Work required:
Read the lines that follow and pick out every one containing the word "electricity".

Provided records:
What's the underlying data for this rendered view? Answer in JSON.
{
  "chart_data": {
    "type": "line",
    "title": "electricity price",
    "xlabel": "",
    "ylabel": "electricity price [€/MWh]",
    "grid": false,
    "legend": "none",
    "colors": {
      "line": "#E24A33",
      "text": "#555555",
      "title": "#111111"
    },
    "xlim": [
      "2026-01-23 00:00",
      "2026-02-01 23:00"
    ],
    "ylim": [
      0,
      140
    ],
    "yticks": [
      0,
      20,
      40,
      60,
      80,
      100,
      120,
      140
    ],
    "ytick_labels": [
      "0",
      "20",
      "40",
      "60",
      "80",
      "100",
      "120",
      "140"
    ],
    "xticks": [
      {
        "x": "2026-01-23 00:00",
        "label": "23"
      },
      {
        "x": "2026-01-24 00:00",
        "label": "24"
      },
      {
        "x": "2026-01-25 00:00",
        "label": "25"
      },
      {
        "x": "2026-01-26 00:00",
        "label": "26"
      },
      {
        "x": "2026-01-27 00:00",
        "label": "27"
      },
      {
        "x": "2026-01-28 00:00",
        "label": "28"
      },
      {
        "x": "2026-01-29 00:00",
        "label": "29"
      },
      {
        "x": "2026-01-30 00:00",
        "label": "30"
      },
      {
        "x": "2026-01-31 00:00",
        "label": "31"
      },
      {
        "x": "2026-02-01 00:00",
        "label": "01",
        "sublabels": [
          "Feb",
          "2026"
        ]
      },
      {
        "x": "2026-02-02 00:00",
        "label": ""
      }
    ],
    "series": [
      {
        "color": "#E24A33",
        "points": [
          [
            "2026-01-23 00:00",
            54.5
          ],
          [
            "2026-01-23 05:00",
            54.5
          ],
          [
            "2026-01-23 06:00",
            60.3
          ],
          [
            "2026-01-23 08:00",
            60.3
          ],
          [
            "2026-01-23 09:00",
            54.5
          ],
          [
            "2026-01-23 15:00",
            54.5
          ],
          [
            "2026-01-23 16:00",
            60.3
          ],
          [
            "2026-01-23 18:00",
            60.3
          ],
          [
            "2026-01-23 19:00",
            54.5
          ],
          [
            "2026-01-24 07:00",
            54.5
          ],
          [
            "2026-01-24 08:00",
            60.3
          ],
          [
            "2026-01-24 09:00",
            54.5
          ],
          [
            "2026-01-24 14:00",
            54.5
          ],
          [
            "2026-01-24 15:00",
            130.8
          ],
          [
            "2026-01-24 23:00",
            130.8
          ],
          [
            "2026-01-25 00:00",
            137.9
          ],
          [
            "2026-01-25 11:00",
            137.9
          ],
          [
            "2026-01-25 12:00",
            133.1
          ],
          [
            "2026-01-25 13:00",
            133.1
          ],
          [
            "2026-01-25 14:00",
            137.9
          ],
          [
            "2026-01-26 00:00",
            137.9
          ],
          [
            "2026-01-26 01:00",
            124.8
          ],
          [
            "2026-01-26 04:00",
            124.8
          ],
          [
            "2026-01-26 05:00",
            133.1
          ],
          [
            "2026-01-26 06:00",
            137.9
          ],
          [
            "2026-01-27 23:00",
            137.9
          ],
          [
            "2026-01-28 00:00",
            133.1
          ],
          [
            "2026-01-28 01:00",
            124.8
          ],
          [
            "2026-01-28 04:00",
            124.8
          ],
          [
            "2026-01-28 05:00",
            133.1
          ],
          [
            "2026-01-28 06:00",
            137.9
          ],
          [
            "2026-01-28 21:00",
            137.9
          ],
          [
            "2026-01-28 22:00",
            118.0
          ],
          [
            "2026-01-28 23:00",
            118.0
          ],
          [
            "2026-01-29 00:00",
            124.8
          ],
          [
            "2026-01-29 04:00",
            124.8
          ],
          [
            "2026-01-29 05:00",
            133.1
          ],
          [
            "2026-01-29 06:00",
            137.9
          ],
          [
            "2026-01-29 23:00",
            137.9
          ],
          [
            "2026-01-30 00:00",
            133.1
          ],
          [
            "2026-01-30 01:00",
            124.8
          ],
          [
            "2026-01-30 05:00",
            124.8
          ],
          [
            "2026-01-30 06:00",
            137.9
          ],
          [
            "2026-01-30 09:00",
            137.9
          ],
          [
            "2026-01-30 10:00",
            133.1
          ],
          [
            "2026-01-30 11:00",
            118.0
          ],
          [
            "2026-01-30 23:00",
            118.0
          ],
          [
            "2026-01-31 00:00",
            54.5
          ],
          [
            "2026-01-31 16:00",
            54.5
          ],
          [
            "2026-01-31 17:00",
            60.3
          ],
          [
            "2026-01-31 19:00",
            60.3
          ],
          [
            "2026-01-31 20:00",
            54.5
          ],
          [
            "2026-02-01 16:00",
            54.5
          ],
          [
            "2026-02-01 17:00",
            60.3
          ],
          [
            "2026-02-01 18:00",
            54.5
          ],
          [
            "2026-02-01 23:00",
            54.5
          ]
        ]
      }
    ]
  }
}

Exercise answer:
    "title": "electricity price",
    "ylabel": "electricity price [€/MWh]",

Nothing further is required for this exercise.